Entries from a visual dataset
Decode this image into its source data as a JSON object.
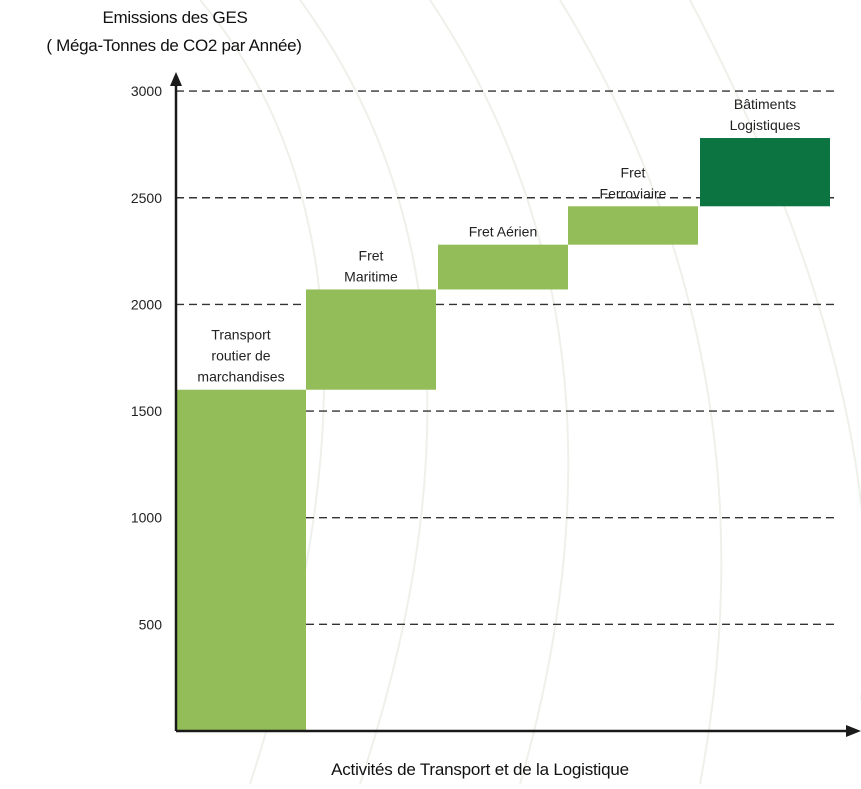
{
  "chart_data": {
    "type": "bar",
    "subtype": "waterfall",
    "ylabel_lines": [
      "Emissions des GES",
      "( Méga-Tonnes de CO2 par Année)"
    ],
    "xlabel": "Activités de Transport et de la Logistique",
    "ylim": [
      0,
      3000
    ],
    "yticks": [
      500,
      1000,
      1500,
      2000,
      2500,
      3000
    ],
    "grid": "dashed-horizontal",
    "categories": [
      [
        "Transport",
        "routier de",
        "marchandises"
      ],
      [
        "Fret",
        "Maritime"
      ],
      [
        "Fret Aérien"
      ],
      [
        "Fret",
        "Ferroviaire"
      ],
      [
        "Bâtiments",
        "Logistiques"
      ]
    ],
    "bars": [
      {
        "start": 0,
        "end": 1600,
        "value": 1600
      },
      {
        "start": 1600,
        "end": 2070,
        "value": 470
      },
      {
        "start": 2070,
        "end": 2280,
        "value": 210
      },
      {
        "start": 2280,
        "end": 2460,
        "value": 180
      },
      {
        "start": 2460,
        "end": 2780,
        "value": 320
      }
    ],
    "colors": {
      "bar": "#93bd58",
      "last_bar": "#0b7440",
      "axis": "#1a1a1a",
      "grid": "#333333",
      "text": "#222222"
    }
  }
}
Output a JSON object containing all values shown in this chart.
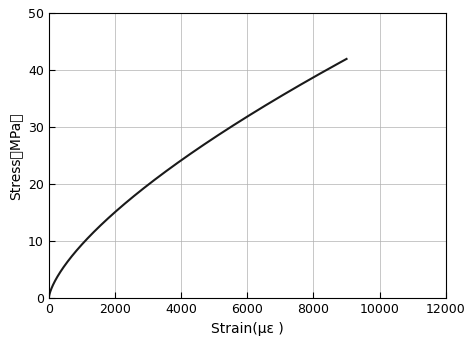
{
  "title": "",
  "xlabel": "Strain(με )",
  "ylabel": "Stress（MPa）",
  "ylabel_ascii": "Stress （MPa）",
  "xlim": [
    0,
    12000
  ],
  "ylim": [
    0,
    50
  ],
  "xticks": [
    0,
    2000,
    4000,
    6000,
    8000,
    10000,
    12000
  ],
  "yticks": [
    0,
    10,
    20,
    30,
    40,
    50
  ],
  "curve_end_x": 9000,
  "curve_end_y": 42,
  "line_color": "#1a1a1a",
  "line_width": 1.5,
  "grid_color": "#b0b0b0",
  "grid_linewidth": 0.5,
  "background_color": "#ffffff",
  "font_size_label": 10,
  "font_size_tick": 9,
  "power_exponent": 0.68
}
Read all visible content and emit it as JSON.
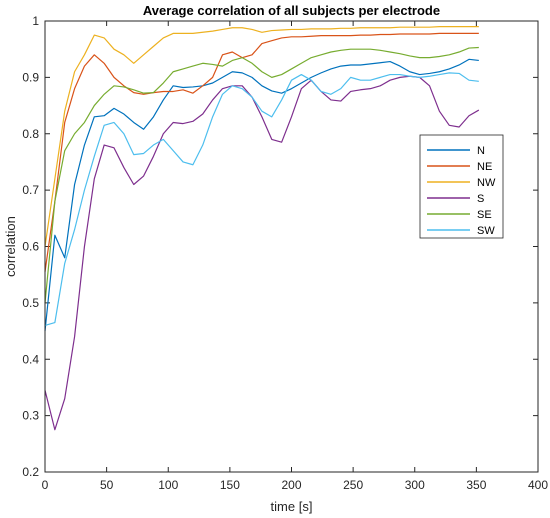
{
  "chart_data": {
    "type": "line",
    "title": "Average correlation of all subjects per electrode",
    "xlabel": "time [s]",
    "ylabel": "correlation",
    "xlim": [
      0,
      400
    ],
    "ylim": [
      0.2,
      1.0
    ],
    "xticks": [
      0,
      50,
      100,
      150,
      200,
      250,
      300,
      350,
      400
    ],
    "yticks": [
      0.2,
      0.3,
      0.4,
      0.5,
      0.6,
      0.7,
      0.8,
      0.9,
      1.0
    ],
    "xtick_labels": [
      "0",
      "50",
      "100",
      "150",
      "200",
      "250",
      "300",
      "350",
      "400"
    ],
    "ytick_labels": [
      "0.2",
      "0.3",
      "0.4",
      "0.5",
      "0.6",
      "0.7",
      "0.8",
      "0.9",
      "1"
    ],
    "grid": false,
    "legend_position": "right",
    "x": [
      0,
      8,
      16,
      24,
      32,
      40,
      48,
      56,
      64,
      72,
      80,
      88,
      96,
      104,
      112,
      120,
      128,
      136,
      144,
      152,
      160,
      168,
      176,
      184,
      192,
      200,
      208,
      216,
      224,
      232,
      240,
      248,
      256,
      264,
      272,
      280,
      288,
      296,
      304,
      312,
      320,
      328,
      336,
      344,
      352
    ],
    "series": [
      {
        "name": "N",
        "color": "#0072BD",
        "values": [
          0.45,
          0.62,
          0.58,
          0.71,
          0.78,
          0.83,
          0.832,
          0.845,
          0.835,
          0.82,
          0.808,
          0.83,
          0.86,
          0.885,
          0.882,
          0.883,
          0.885,
          0.89,
          0.9,
          0.91,
          0.908,
          0.9,
          0.885,
          0.876,
          0.872,
          0.88,
          0.89,
          0.9,
          0.908,
          0.915,
          0.92,
          0.922,
          0.922,
          0.924,
          0.926,
          0.928,
          0.92,
          0.91,
          0.905,
          0.907,
          0.91,
          0.915,
          0.922,
          0.932,
          0.93
        ]
      },
      {
        "name": "NE",
        "color": "#D95319",
        "values": [
          0.555,
          0.68,
          0.82,
          0.88,
          0.92,
          0.94,
          0.925,
          0.9,
          0.885,
          0.873,
          0.87,
          0.873,
          0.875,
          0.875,
          0.878,
          0.872,
          0.885,
          0.9,
          0.94,
          0.945,
          0.935,
          0.94,
          0.96,
          0.965,
          0.97,
          0.972,
          0.972,
          0.973,
          0.974,
          0.974,
          0.974,
          0.974,
          0.975,
          0.975,
          0.976,
          0.976,
          0.977,
          0.977,
          0.977,
          0.977,
          0.978,
          0.978,
          0.978,
          0.978,
          0.978
        ]
      },
      {
        "name": "NW",
        "color": "#EDB120",
        "values": [
          0.6,
          0.72,
          0.84,
          0.91,
          0.94,
          0.975,
          0.97,
          0.95,
          0.94,
          0.925,
          0.94,
          0.955,
          0.97,
          0.978,
          0.978,
          0.978,
          0.98,
          0.982,
          0.985,
          0.988,
          0.988,
          0.985,
          0.98,
          0.983,
          0.984,
          0.985,
          0.985,
          0.986,
          0.986,
          0.986,
          0.987,
          0.987,
          0.988,
          0.988,
          0.988,
          0.988,
          0.989,
          0.989,
          0.989,
          0.989,
          0.99,
          0.99,
          0.99,
          0.99,
          0.99
        ]
      },
      {
        "name": "S",
        "color": "#7E2F8E",
        "values": [
          0.345,
          0.275,
          0.33,
          0.44,
          0.6,
          0.72,
          0.78,
          0.775,
          0.74,
          0.71,
          0.725,
          0.76,
          0.8,
          0.82,
          0.818,
          0.822,
          0.835,
          0.86,
          0.88,
          0.885,
          0.885,
          0.865,
          0.83,
          0.79,
          0.785,
          0.83,
          0.88,
          0.895,
          0.875,
          0.86,
          0.858,
          0.875,
          0.878,
          0.88,
          0.885,
          0.895,
          0.9,
          0.902,
          0.9,
          0.885,
          0.84,
          0.815,
          0.812,
          0.832,
          0.842
        ]
      },
      {
        "name": "SE",
        "color": "#77AC30",
        "values": [
          0.5,
          0.68,
          0.77,
          0.8,
          0.82,
          0.85,
          0.87,
          0.885,
          0.883,
          0.878,
          0.872,
          0.873,
          0.89,
          0.91,
          0.915,
          0.92,
          0.925,
          0.923,
          0.92,
          0.93,
          0.935,
          0.925,
          0.91,
          0.9,
          0.905,
          0.915,
          0.925,
          0.935,
          0.94,
          0.945,
          0.948,
          0.95,
          0.95,
          0.95,
          0.948,
          0.945,
          0.942,
          0.938,
          0.935,
          0.935,
          0.937,
          0.94,
          0.945,
          0.952,
          0.953
        ]
      },
      {
        "name": "SW",
        "color": "#4DBEEE",
        "values": [
          0.46,
          0.465,
          0.57,
          0.63,
          0.7,
          0.76,
          0.815,
          0.82,
          0.8,
          0.763,
          0.765,
          0.78,
          0.79,
          0.77,
          0.75,
          0.745,
          0.78,
          0.83,
          0.87,
          0.885,
          0.88,
          0.865,
          0.84,
          0.83,
          0.86,
          0.895,
          0.905,
          0.895,
          0.875,
          0.87,
          0.88,
          0.9,
          0.895,
          0.895,
          0.9,
          0.905,
          0.905,
          0.902,
          0.9,
          0.902,
          0.905,
          0.908,
          0.907,
          0.895,
          0.893
        ]
      }
    ]
  }
}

• REQUIREMENTS
From the data above, show each line that contains "object".

• RESPONSE BELOW
Decode this image into its source data as a JSON object.
Output a JSON object containing all values shown in this chart.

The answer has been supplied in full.